» **GIVEN INSTRUCTION**: Write the entries out again exactly as they stand, but without the pictures.

[start RECORDS SHOWN]

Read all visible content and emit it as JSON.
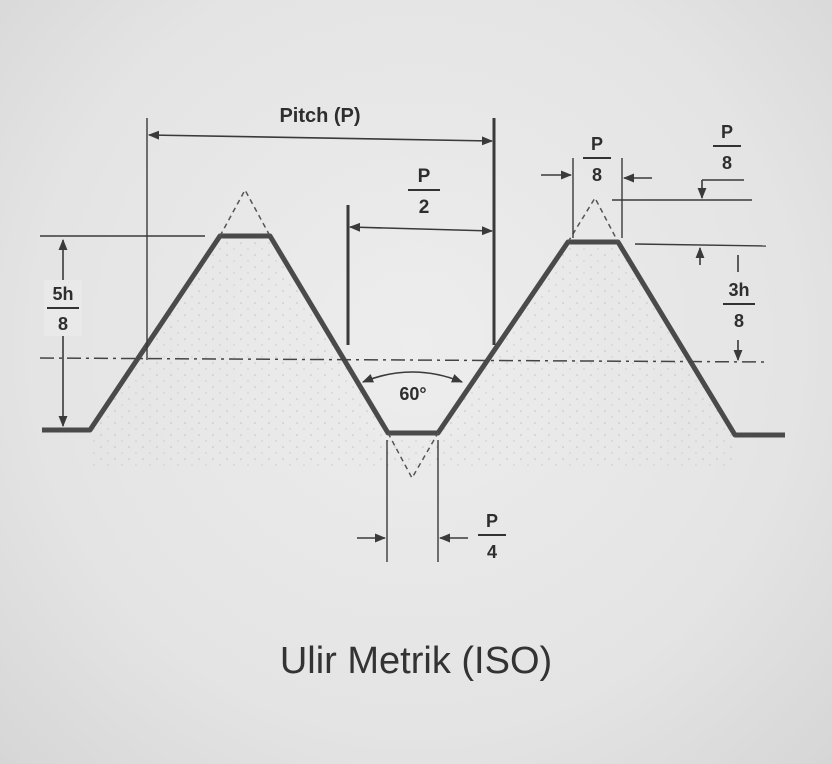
{
  "labels": {
    "pitch": "Pitch (P)",
    "half_pitch": {
      "num": "P",
      "den": "2"
    },
    "crest_flat": {
      "num": "P",
      "den": "8"
    },
    "crest_clearance": {
      "num": "P",
      "den": "8"
    },
    "left_height": {
      "num": "5h",
      "den": "8"
    },
    "right_height": {
      "num": "3h",
      "den": "8"
    },
    "angle": "60°",
    "root_flat": {
      "num": "P",
      "den": "4"
    }
  },
  "caption": "Ulir Metrik (ISO)",
  "colors": {
    "background": "#e6e6e6",
    "profile": "#4a4a4a",
    "dims": "#3a3a3a",
    "text": "#2e2e2e"
  }
}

[end RECORDS SHOWN]

» **SOLUTION TO THE PROBLEM**:
Read all visible content and emit it as JSON.
{
  "labels": {
    "pitch": "Pitch (P)",
    "half_pitch": {
      "num": "P",
      "den": "2"
    },
    "crest_flat": {
      "num": "P",
      "den": "8"
    },
    "crest_clearance": {
      "num": "P",
      "den": "8"
    },
    "left_height": {
      "num": "5h",
      "den": "8"
    },
    "right_height": {
      "num": "3h",
      "den": "8"
    },
    "angle": "60°",
    "root_flat": {
      "num": "P",
      "den": "4"
    }
  },
  "caption": "Ulir Metrik (ISO)",
  "colors": {
    "background": "#e6e6e6",
    "profile": "#4a4a4a",
    "dims": "#3a3a3a",
    "text": "#2e2e2e"
  }
}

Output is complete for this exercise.